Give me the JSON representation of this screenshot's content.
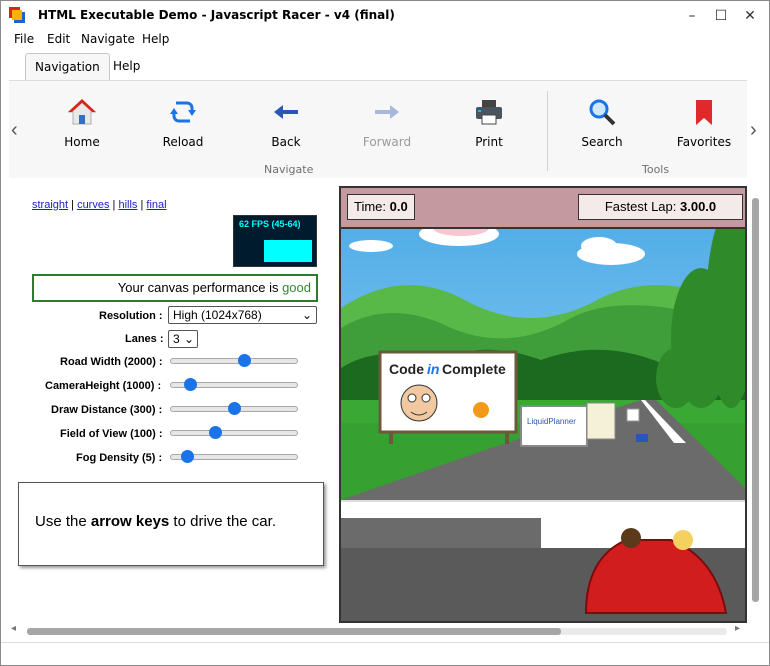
{
  "window": {
    "title": "HTML Executable Demo - Javascript Racer - v4 (final)",
    "controls": {
      "minimize": "–",
      "maximize": "☐",
      "close": "✕"
    }
  },
  "menu": [
    "File",
    "Edit",
    "Navigate",
    "Help"
  ],
  "ribbon": {
    "tabs": [
      "Navigation",
      "Help"
    ],
    "active_tab": "Navigation",
    "buttons": [
      {
        "label": "Home",
        "icon": "home-icon",
        "enabled": true
      },
      {
        "label": "Reload",
        "icon": "reload-icon",
        "enabled": true
      },
      {
        "label": "Back",
        "icon": "back-arrow-icon",
        "enabled": true
      },
      {
        "label": "Forward",
        "icon": "forward-arrow-icon",
        "enabled": false
      },
      {
        "label": "Print",
        "icon": "printer-icon",
        "enabled": true
      },
      {
        "label": "Search",
        "icon": "search-icon",
        "enabled": true
      },
      {
        "label": "Favorites",
        "icon": "bookmark-icon",
        "enabled": true
      }
    ],
    "groups": [
      "Navigate",
      "Tools"
    ]
  },
  "page": {
    "links": [
      "straight",
      "curves",
      "hills",
      "final"
    ],
    "link_separator": "|",
    "fps": "62 FPS (45-64)",
    "performance_prefix": "Your canvas performance is ",
    "performance_value": "good",
    "resolution": {
      "label": "Resolution :",
      "value": "High (1024x768)"
    },
    "lanes": {
      "label": "Lanes :",
      "value": "3"
    },
    "sliders": [
      {
        "label": "Road Width (2000) :",
        "level": 0.58
      },
      {
        "label": "CameraHeight (1000) :",
        "level": 0.15
      },
      {
        "label": "Draw Distance (300) :",
        "level": 0.5
      },
      {
        "label": "Field of View (100) :",
        "level": 0.35
      },
      {
        "label": "Fog Density (5) :",
        "level": 0.13
      }
    ],
    "hint_pre": "Use the ",
    "hint_bold": "arrow keys",
    "hint_post": " to drive the car."
  },
  "game": {
    "time_label": "Time:",
    "time_value": "0.0",
    "lap_label": "Fastest Lap:",
    "lap_value": "3.00.0",
    "billboard_1_title_a": "Code ",
    "billboard_1_title_b": "in",
    "billboard_1_title_c": "Complete",
    "billboard_2_text": "LiquidPlanner"
  },
  "colors": {
    "accent": "#1a73e8",
    "sky": "#6ec3ec",
    "grass": "#3aa835",
    "road": "#6b6b6b",
    "hud": "#c49aa0"
  }
}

- - -

Work instructions: Repeat each entry exactly. Pictures do not belong in the copy.

Answer in full:
Give me the JSON representation of this screenshot's content.
{
  "window": {
    "title": "HTML Executable Demo - Javascript Racer - v4 (final)",
    "controls": {
      "minimize": "–",
      "maximize": "☐",
      "close": "✕"
    }
  },
  "menu": [
    "File",
    "Edit",
    "Navigate",
    "Help"
  ],
  "ribbon": {
    "tabs": [
      "Navigation",
      "Help"
    ],
    "active_tab": "Navigation",
    "buttons": [
      {
        "label": "Home",
        "icon": "home-icon",
        "enabled": true
      },
      {
        "label": "Reload",
        "icon": "reload-icon",
        "enabled": true
      },
      {
        "label": "Back",
        "icon": "back-arrow-icon",
        "enabled": true
      },
      {
        "label": "Forward",
        "icon": "forward-arrow-icon",
        "enabled": false
      },
      {
        "label": "Print",
        "icon": "printer-icon",
        "enabled": true
      },
      {
        "label": "Search",
        "icon": "search-icon",
        "enabled": true
      },
      {
        "label": "Favorites",
        "icon": "bookmark-icon",
        "enabled": true
      }
    ],
    "groups": [
      "Navigate",
      "Tools"
    ]
  },
  "page": {
    "links": [
      "straight",
      "curves",
      "hills",
      "final"
    ],
    "link_separator": "|",
    "fps": "62 FPS (45-64)",
    "performance_prefix": "Your canvas performance is ",
    "performance_value": "good",
    "resolution": {
      "label": "Resolution :",
      "value": "High (1024x768)"
    },
    "lanes": {
      "label": "Lanes :",
      "value": "3"
    },
    "sliders": [
      {
        "label": "Road Width (2000) :",
        "level": 0.58
      },
      {
        "label": "CameraHeight (1000) :",
        "level": 0.15
      },
      {
        "label": "Draw Distance (300) :",
        "level": 0.5
      },
      {
        "label": "Field of View (100) :",
        "level": 0.35
      },
      {
        "label": "Fog Density (5) :",
        "level": 0.13
      }
    ],
    "hint_pre": "Use the ",
    "hint_bold": "arrow keys",
    "hint_post": " to drive the car."
  },
  "game": {
    "time_label": "Time:",
    "time_value": "0.0",
    "lap_label": "Fastest Lap:",
    "lap_value": "3.00.0",
    "billboard_1_title_a": "Code ",
    "billboard_1_title_b": "in",
    "billboard_1_title_c": "Complete",
    "billboard_2_text": "LiquidPlanner"
  },
  "colors": {
    "accent": "#1a73e8",
    "sky": "#6ec3ec",
    "grass": "#3aa835",
    "road": "#6b6b6b",
    "hud": "#c49aa0"
  }
}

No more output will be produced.